BEGIN Given records
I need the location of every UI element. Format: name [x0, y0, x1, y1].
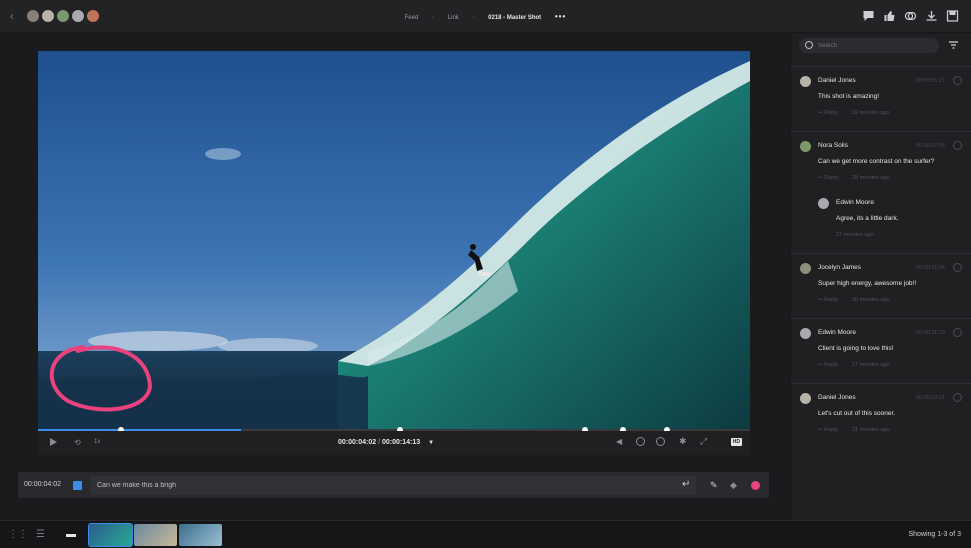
resolve-check-icon[interactable] — [953, 328, 962, 337]
reply-label[interactable]: Reply — [824, 175, 838, 181]
top-actions — [862, 10, 959, 22]
save-icon[interactable] — [946, 10, 959, 22]
comments-sidebar: Daniel Jones 00:00:01:17 This shot is amaz… — [790, 34, 971, 520]
comment-input[interactable] — [91, 476, 696, 495]
comment-icon[interactable] — [862, 10, 875, 22]
thumbs-up-icon[interactable] — [883, 10, 896, 22]
comment-author: Nora Solis — [818, 142, 848, 149]
bottom-bar: ⋮⋮ ☰ ▬ Showing 1-3 of 3 — [0, 520, 971, 548]
player-controls: ⟲ 1x 00:00:04:02 / 00:00:14:13 ▼ ◀ ✱ ⤢ H… — [38, 431, 750, 455]
comment-author: Edwin Moore — [818, 329, 856, 336]
divider — [791, 253, 971, 254]
guides-icon[interactable] — [656, 437, 665, 446]
comment-age: 31 minutes ago — [852, 427, 890, 433]
reply-label[interactable]: Reply — [824, 362, 838, 368]
draw-pencil-icon[interactable]: ✎ — [710, 480, 718, 491]
thumbnail-3[interactable] — [179, 524, 222, 546]
compare-icon[interactable] — [904, 10, 917, 22]
more-options-icon[interactable]: ••• — [555, 12, 566, 21]
divider — [791, 383, 971, 384]
timecode-checkbox[interactable] — [73, 481, 82, 490]
composer-timecode[interactable]: 00:00:04:02 — [24, 481, 61, 488]
comment-text: This shot is amazing! — [818, 93, 880, 100]
top-bar: ‹ Feed › Link › 0218 - Master Shot ••• — [0, 0, 971, 33]
play-icon[interactable] — [50, 438, 57, 446]
time-display: 00:00:04:02 / 00:00:14:13 ▼ — [338, 439, 435, 446]
hd-badge[interactable]: HD — [730, 438, 742, 446]
breadcrumb: Feed › Link › 0218 - Master Shot ••• — [404, 12, 567, 21]
breadcrumb-link[interactable]: Link — [448, 15, 459, 21]
resolve-check-icon[interactable] — [953, 76, 962, 85]
resolve-check-icon[interactable] — [953, 263, 962, 272]
breadcrumb-current: 0218 - Master Shot — [488, 15, 542, 21]
comment-age: 30 minutes ago — [852, 297, 890, 303]
comment-text: Let's cut out of this sooner. — [818, 410, 896, 417]
breadcrumb-feed[interactable]: Feed — [405, 15, 419, 21]
search-box[interactable] — [799, 38, 939, 53]
grid-view-icon[interactable]: ⋮⋮ — [8, 529, 28, 540]
thumbnail-2[interactable] — [134, 524, 177, 546]
avatar — [800, 328, 811, 339]
search-icon — [805, 41, 813, 49]
reply-label[interactable]: Reply — [824, 297, 838, 303]
comment-author: Jocelyn James — [818, 264, 861, 271]
comment-text: Client is going to love this! — [818, 345, 894, 352]
comment-text: Can we get more contrast on the surfer? — [818, 158, 935, 165]
submit-return-icon[interactable]: ↵ — [682, 479, 690, 490]
video-player: ⟲ 1x 00:00:04:02 / 00:00:14:13 ▼ ◀ ✱ ⤢ H… — [0, 34, 789, 518]
reply-link[interactable]: ↪ Reply — [818, 362, 838, 368]
comment-age: 32 minutes ago — [852, 110, 890, 116]
comment-age: 27 minutes ago — [852, 362, 890, 368]
reply-link[interactable]: ↪ Reply — [818, 297, 838, 303]
eraser-icon[interactable]: ◆ — [730, 480, 737, 491]
resolve-check-icon[interactable] — [953, 393, 962, 402]
avatar — [818, 198, 829, 209]
showing-count: Showing 1-3 of 3 — [908, 531, 961, 538]
duration: 00:00:14:13 — [381, 439, 421, 446]
comment-age: 28 minutes ago — [852, 175, 890, 181]
reply-link[interactable]: ↪ Reply — [818, 110, 838, 116]
list-view-icon[interactable]: ☰ — [36, 529, 45, 540]
comment-author: Daniel Jones — [818, 77, 856, 84]
resolve-check-icon[interactable] — [953, 141, 962, 150]
video-frame[interactable] — [38, 51, 750, 431]
volume-icon[interactable]: ◀ — [616, 437, 622, 446]
color-icon[interactable] — [636, 437, 645, 446]
comment-text: Super high energy, awesome job!! — [818, 280, 917, 287]
avatar — [800, 263, 811, 274]
current-time: 00:00:04:02 — [338, 439, 377, 446]
surf-wave-image — [38, 51, 750, 431]
comment-author: Daniel Jones — [818, 394, 856, 401]
reply-link[interactable]: ↪ Reply — [818, 427, 838, 433]
speed-selector[interactable]: 1x — [94, 439, 100, 445]
fullscreen-icon[interactable]: ⤢ — [700, 436, 707, 447]
loop-icon[interactable]: ⟲ — [74, 438, 81, 447]
avatar — [800, 393, 811, 404]
time-format-dropdown-icon[interactable]: ▼ — [428, 440, 434, 446]
filter-icon[interactable] — [949, 41, 958, 49]
avatar — [800, 76, 811, 87]
divider — [791, 131, 971, 132]
comment-timecode[interactable]: 00:00:01:17 — [916, 78, 945, 84]
reply-label[interactable]: Reply — [824, 110, 838, 116]
annotation-color-icon[interactable] — [751, 481, 760, 490]
avatar — [800, 141, 811, 152]
download-icon[interactable] — [925, 10, 938, 22]
comment-composer: 00:00:04:02 ↵ ✎ ◆ — [18, 472, 769, 498]
divider — [791, 318, 971, 319]
comment-timecode[interactable]: 00:00:11:04 — [916, 265, 945, 271]
filmstrip-view-icon[interactable]: ▬ — [66, 529, 76, 540]
search-input[interactable] — [818, 41, 928, 50]
comment-author: Edwin Moore — [836, 199, 874, 206]
reply-link[interactable]: ↪ Reply — [818, 175, 838, 181]
comment-timecode[interactable]: 00:00:12:21 — [916, 395, 945, 401]
divider — [791, 66, 971, 67]
comment-timecode[interactable]: 00:00:07:06 — [916, 143, 945, 149]
reply-label[interactable]: Reply — [824, 427, 838, 433]
comment-timecode[interactable]: 00:00:11:23 — [916, 330, 945, 336]
settings-gear-icon[interactable]: ✱ — [679, 436, 687, 447]
comment-text: Agree, its a little dark. — [836, 215, 899, 222]
thumbnail-1[interactable] — [88, 523, 133, 547]
comment-age: 27 minutes ago — [836, 232, 874, 238]
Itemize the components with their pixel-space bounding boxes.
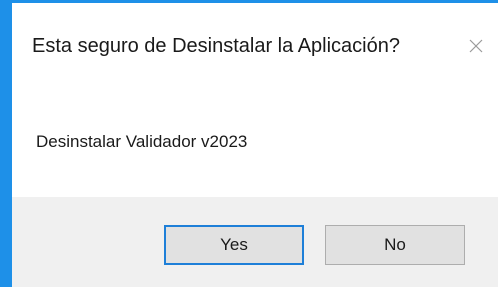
dialog-message: Desinstalar Validador v2023 [36,132,248,151]
yes-button[interactable]: Yes [164,225,304,265]
dialog-title: Esta seguro de Desinstalar la Aplicación… [32,35,400,57]
dialog-button-bar: Yes No [12,197,498,287]
message-dialog: Esta seguro de Desinstalar la Aplicación… [0,0,498,287]
no-button[interactable]: No [325,225,465,265]
close-button[interactable] [461,31,491,61]
close-icon [469,39,483,53]
dialog-titlebar: Esta seguro de Desinstalar la Aplicación… [12,3,498,93]
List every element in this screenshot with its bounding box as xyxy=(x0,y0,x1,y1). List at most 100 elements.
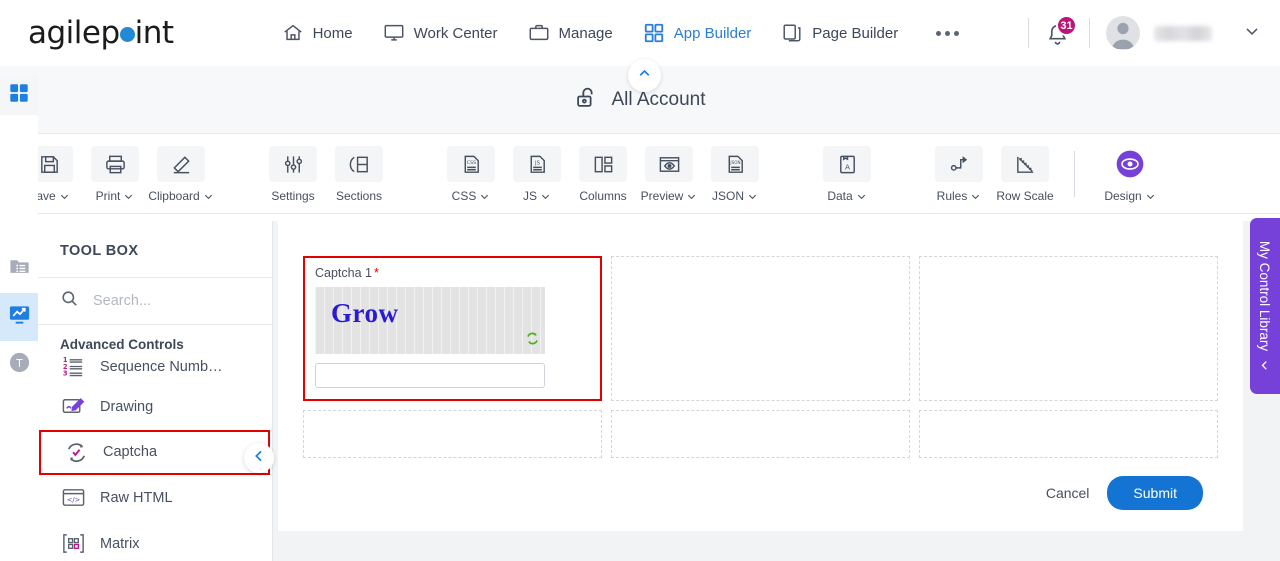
logo-dot xyxy=(119,27,135,42)
grid-icon xyxy=(643,22,665,44)
monitor-icon xyxy=(383,22,405,44)
toolbar-button-columns[interactable]: Columns xyxy=(570,144,636,203)
account-menu-chevron-down-icon[interactable] xyxy=(1242,21,1262,46)
chevron-down-icon xyxy=(688,194,696,199)
svg-text:A: A xyxy=(845,162,850,171)
header-divider-1 xyxy=(1028,18,1029,48)
toolbar-button-js[interactable]: JS JS xyxy=(504,144,570,203)
chevron-down-icon xyxy=(1146,194,1154,199)
toolbar-label: Preview xyxy=(641,189,698,203)
nav-item-home[interactable]: Home xyxy=(282,22,353,44)
toolbar-button-print[interactable]: Print xyxy=(82,144,148,203)
toolbar-divider xyxy=(1074,150,1075,197)
empty-drop-cell[interactable] xyxy=(919,410,1218,458)
rail-item-controls[interactable] xyxy=(0,293,38,341)
library-tab-label: My Control Library xyxy=(1257,240,1273,351)
agilepoint-logo[interactable]: agilep int xyxy=(28,15,174,51)
captcha-label: Captcha 1 * xyxy=(315,266,379,280)
folder-list-icon xyxy=(8,255,31,283)
toolbox-title: TOOL BOX xyxy=(60,243,139,259)
form-row-2 xyxy=(303,410,1218,458)
empty-drop-cell[interactable] xyxy=(611,256,910,401)
toolbar-button-design[interactable]: Design xyxy=(1097,144,1163,203)
toolbar-label: Clipboard xyxy=(148,189,213,203)
chevron-left-icon xyxy=(251,448,267,469)
captcha-text: Grow xyxy=(331,298,399,328)
toolbox-item-label: Raw HTML xyxy=(100,489,173,506)
form-canvas: Captcha 1 * Grow Cancel Submit xyxy=(273,221,1280,561)
designer-toolbar: Save Print Clipboard Settings Sections C… xyxy=(0,134,1280,214)
toolbar-label: Print xyxy=(96,189,135,203)
ruler-icon xyxy=(1001,146,1049,182)
svg-text:T: T xyxy=(15,358,23,370)
nav-label: Page Builder xyxy=(812,24,899,42)
text-t-icon: T xyxy=(8,351,31,379)
cancel-button[interactable]: Cancel xyxy=(1046,485,1090,501)
toolbar-button-clipboard[interactable]: Clipboard xyxy=(148,144,214,203)
captcha-image: Grow xyxy=(315,287,545,354)
my-control-library-tab[interactable]: My Control Library xyxy=(1250,218,1280,394)
toolbar-button-preview[interactable]: Preview xyxy=(636,144,702,203)
empty-drop-cell[interactable] xyxy=(303,410,602,458)
chevron-down-icon xyxy=(481,194,489,199)
toolbar-label: Row Scale xyxy=(996,189,1054,203)
toolbar-label: JS xyxy=(523,189,551,203)
nav-label: App Builder xyxy=(673,24,752,42)
rail-item-text[interactable]: T xyxy=(0,341,38,389)
rail-item-app-grid[interactable] xyxy=(0,75,38,115)
toolbar-button-settings[interactable]: Settings xyxy=(260,144,326,203)
avatar[interactable] xyxy=(1106,16,1140,50)
toolbar-button-sections[interactable]: Sections xyxy=(326,144,392,203)
svg-text:</>: </> xyxy=(66,496,80,504)
svg-text:3: 3 xyxy=(62,370,67,378)
toolbox-item-raw-html[interactable]: </> Raw HTML xyxy=(38,475,272,521)
svg-text:CSS: CSS xyxy=(466,160,475,166)
app-grid-icon xyxy=(8,82,30,109)
more-options-button[interactable] xyxy=(936,30,960,36)
nav-item-app-builder[interactable]: App Builder xyxy=(643,22,752,44)
refresh-icon[interactable] xyxy=(525,331,540,351)
toolbox-item-sequence-number[interactable]: 123 Sequence Numb… xyxy=(38,350,272,384)
toolbar-button-row-scale[interactable]: Row Scale xyxy=(992,144,1058,203)
columns-icon xyxy=(579,146,627,182)
pencil-icon xyxy=(157,146,205,182)
search-input[interactable] xyxy=(93,293,243,309)
notifications-button[interactable]: 31 xyxy=(1045,15,1077,48)
notification-badge: 31 xyxy=(1056,15,1077,36)
chevron-down-icon xyxy=(972,194,980,199)
nav-item-work-center[interactable]: Work Center xyxy=(383,22,498,44)
chevron-down-icon xyxy=(60,194,68,199)
header-collapse-button[interactable] xyxy=(628,59,661,92)
toolbar-label: CSS xyxy=(452,189,491,203)
toolbox-item-captcha[interactable]: Captcha xyxy=(39,429,270,475)
toolbar-button-json[interactable]: JSON JSON xyxy=(702,144,768,203)
toolbar-button-css[interactable]: CSS CSS xyxy=(438,144,504,203)
nav-label: Manage xyxy=(558,24,613,42)
captcha-input[interactable] xyxy=(315,363,545,388)
submit-button[interactable]: Submit xyxy=(1107,476,1203,510)
toolbox-item-label: Captcha xyxy=(103,444,158,460)
toolbar-button-rules[interactable]: Rules xyxy=(926,144,992,203)
captcha-icon xyxy=(63,439,89,465)
toolbox-item-drawing[interactable]: Drawing xyxy=(38,384,272,430)
app-root: agilep int Home Work Center Manage App B… xyxy=(0,0,1280,561)
empty-drop-cell[interactable] xyxy=(919,256,1218,401)
rail-item-folders[interactable] xyxy=(0,245,38,293)
empty-drop-cell[interactable] xyxy=(611,410,910,458)
svg-text:JSON: JSON xyxy=(729,160,740,165)
logo-text: agilep int xyxy=(28,15,174,51)
toolbox-collapse-button[interactable] xyxy=(244,443,274,473)
chevron-down-icon xyxy=(857,194,865,199)
svg-text:JS: JS xyxy=(534,160,541,166)
toolbar-label: Rules xyxy=(937,189,982,203)
toolbar-button-data[interactable]: A Data xyxy=(814,144,880,203)
toolbox-search[interactable] xyxy=(38,277,272,325)
form-card: Captcha 1 * Grow Cancel Submit xyxy=(278,221,1243,531)
captcha-control[interactable]: Captcha 1 * Grow xyxy=(303,256,602,401)
toolbox-item-matrix[interactable]: Matrix xyxy=(38,521,272,561)
nav-item-manage[interactable]: Manage xyxy=(528,22,613,44)
json-file-icon: JSON xyxy=(711,146,759,182)
required-marker: * xyxy=(373,266,379,280)
nav-item-page-builder[interactable]: Page Builder xyxy=(781,22,898,44)
design-eye-icon xyxy=(1106,146,1154,182)
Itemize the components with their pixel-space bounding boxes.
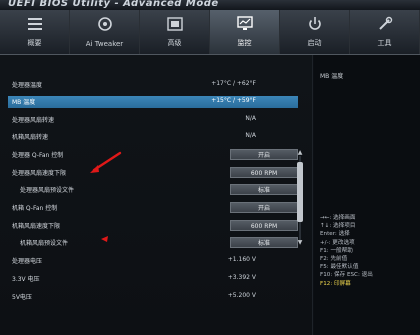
setting-value: +1.160 V bbox=[227, 256, 256, 263]
key-hint: ↑↓: 选择项目 bbox=[320, 223, 356, 230]
power-icon bbox=[308, 17, 321, 30]
annotation-marker-icon bbox=[101, 236, 108, 242]
setting-label: 处理器风扇转速 bbox=[12, 117, 55, 124]
setting-label: 处理器风扇速度下限 bbox=[12, 170, 67, 177]
setting-row-cpu-fan-profile[interactable]: 处理器风扇预设文件 标准 bbox=[8, 184, 298, 196]
chassis-fan-min-button[interactable]: 600 RPM bbox=[230, 220, 298, 231]
scroll-thumb[interactable] bbox=[297, 162, 303, 222]
key-hint: F2: 先前值 bbox=[320, 256, 348, 263]
tab-tool[interactable]: 工具 bbox=[350, 10, 420, 54]
description-pane: MB 温度 bbox=[314, 55, 420, 335]
setting-row-chassis-qfan[interactable]: 机箱 Q-Fan 控制 开启 bbox=[8, 202, 298, 214]
brand-title: UEFI BIOS Utility - Advanced Mode bbox=[8, 0, 219, 9]
setting-row-cpu-qfan[interactable]: 处理器 Q-Fan 控制 开启 bbox=[8, 149, 298, 161]
tab-overview[interactable]: 概要 bbox=[0, 10, 70, 54]
scrollbar[interactable]: ▲ ▼ bbox=[296, 150, 304, 246]
fan-icon bbox=[97, 17, 112, 31]
setting-label: MB 温度 bbox=[12, 99, 36, 106]
tab-label: 高级 bbox=[167, 39, 182, 47]
cpu-qfan-button[interactable]: 开启 bbox=[230, 149, 298, 160]
key-hint: F12: 印屏幕 bbox=[320, 280, 351, 287]
setting-value: +5.200 V bbox=[227, 292, 256, 299]
tab-boot[interactable]: 启动 bbox=[280, 10, 350, 54]
setting-label: 机箱 Q-Fan 控制 bbox=[12, 205, 58, 212]
setting-label: 处理器温度 bbox=[12, 82, 43, 89]
setting-row-mb-temp[interactable]: MB 温度 +15°C / +59°F bbox=[8, 96, 298, 108]
setting-label: 处理器电压 bbox=[12, 258, 43, 265]
main-tab-bar: 概要 Ai Tweaker 高级 监控 启动 工具 bbox=[0, 10, 420, 55]
setting-row-chassis-fan-speed[interactable]: 机箱风扇转速 N/A bbox=[8, 131, 298, 143]
scroll-down-icon[interactable]: ▼ bbox=[296, 240, 304, 246]
setting-label: 处理器 Q-Fan 控制 bbox=[12, 152, 64, 159]
setting-row-cpu-temp[interactable]: 处理器温度 +17°C / +62°F bbox=[8, 79, 298, 91]
setting-value: +15°C / +59°F bbox=[211, 97, 256, 104]
title-bar: UEFI BIOS Utility - Advanced Mode bbox=[0, 0, 420, 10]
setting-label: 处理器风扇预设文件 bbox=[20, 187, 75, 194]
bars-icon bbox=[27, 18, 42, 30]
setting-row-5v-voltage[interactable]: 5V电压 +5.200 V bbox=[8, 291, 298, 303]
key-hint: +/-: 更改选项 bbox=[320, 239, 355, 246]
settings-panel: 处理器温度 +17°C / +62°F MB 温度 +15°C / +59°F … bbox=[0, 55, 313, 335]
key-hint-list: →←: 选择画面 ↑↓: 选择项目 Enter: 选择 +/-: 更改选项 F1… bbox=[320, 214, 416, 288]
key-hint: F5: 最佳默认值 bbox=[320, 264, 359, 271]
annotation-arrow-icon bbox=[90, 151, 122, 173]
tool-icon bbox=[378, 16, 392, 30]
chassis-qfan-button[interactable]: 开启 bbox=[230, 202, 298, 213]
setting-row-3v3-voltage[interactable]: 3.3V 电压 +3.392 V bbox=[8, 273, 298, 285]
setting-row-cpu-fan-speed[interactable]: 处理器风扇转速 N/A bbox=[8, 114, 298, 126]
tab-advanced[interactable]: 高级 bbox=[140, 10, 210, 54]
setting-value: +17°C / +62°F bbox=[211, 80, 256, 87]
setting-value: N/A bbox=[245, 132, 256, 139]
setting-row-cpu-fan-min[interactable]: 处理器风扇速度下限 600 RPM bbox=[8, 167, 298, 179]
chassis-fan-profile-button[interactable]: 标准 bbox=[230, 237, 298, 248]
key-hint: F1: 一般帮助 bbox=[320, 247, 353, 254]
tab-label: 概要 bbox=[27, 39, 42, 47]
key-hint: F10: 保存 ESC: 退出 bbox=[320, 272, 373, 279]
setting-label: 5V电压 bbox=[12, 294, 32, 301]
cpu-fan-profile-button[interactable]: 标准 bbox=[230, 184, 298, 195]
tab-monitor[interactable]: 监控 bbox=[210, 10, 280, 54]
setting-label: 机箱风扇预设文件 bbox=[20, 240, 69, 247]
setting-row-chassis-fan-profile[interactable]: 机箱风扇预设文件 标准 bbox=[8, 237, 298, 249]
tab-label: 监控 bbox=[237, 39, 252, 47]
description-title: MB 温度 bbox=[320, 73, 344, 80]
key-hint: Enter: 选择 bbox=[320, 231, 350, 238]
tab-label: Ai Tweaker bbox=[85, 40, 124, 48]
cpu-fan-min-button[interactable]: 600 RPM bbox=[230, 167, 298, 178]
setting-value: +3.392 V bbox=[227, 274, 256, 281]
setting-value: N/A bbox=[245, 115, 256, 122]
advanced-icon bbox=[166, 17, 183, 31]
tab-ai-tweaker[interactable]: Ai Tweaker bbox=[70, 10, 140, 54]
monitor-icon bbox=[236, 16, 253, 30]
setting-label: 3.3V 电压 bbox=[12, 276, 40, 283]
setting-label: 机箱风扇转速 bbox=[12, 134, 49, 141]
tab-label: 工具 bbox=[377, 39, 392, 47]
tab-label: 启动 bbox=[307, 39, 322, 47]
setting-row-chassis-fan-min[interactable]: 机箱风扇速度下限 600 RPM bbox=[8, 220, 298, 232]
key-hint: →←: 选择画面 bbox=[320, 215, 356, 221]
setting-label: 机箱风扇速度下限 bbox=[12, 223, 61, 230]
setting-row-cpu-voltage[interactable]: 处理器电压 +1.160 V bbox=[8, 255, 298, 267]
END Given records
## Instruction
Reproduce the lines of the data above without any change, starting with the line that contains "logo-dot xyxy=(119,27,135,42)" and going on through the line that contains "library-tab-label: My Control".

## The reply
logo-dot xyxy=(119,27,135,42)
grid-icon xyxy=(643,22,665,44)
monitor-icon xyxy=(383,22,405,44)
toolbar-button-columns[interactable]: Columns xyxy=(570,144,636,203)
account-menu-chevron-down-icon[interactable] xyxy=(1242,21,1262,46)
chevron-down-icon xyxy=(688,194,696,199)
svg-text:A: A xyxy=(845,162,850,171)
header-divider-1 xyxy=(1028,18,1029,48)
toolbar-button-js[interactable]: JS JS xyxy=(504,144,570,203)
chevron-down-icon xyxy=(1146,194,1154,199)
toolbar-label: Preview xyxy=(641,189,698,203)
nav-item-home[interactable]: Home xyxy=(282,22,353,44)
toolbar-button-print[interactable]: Print xyxy=(82,144,148,203)
toolbar-divider xyxy=(1074,150,1075,197)
empty-drop-cell[interactable] xyxy=(919,410,1218,458)
rail-item-controls[interactable] xyxy=(0,293,38,341)
library-tab-label: My Control Library xyxy=(1257,240,1273,351)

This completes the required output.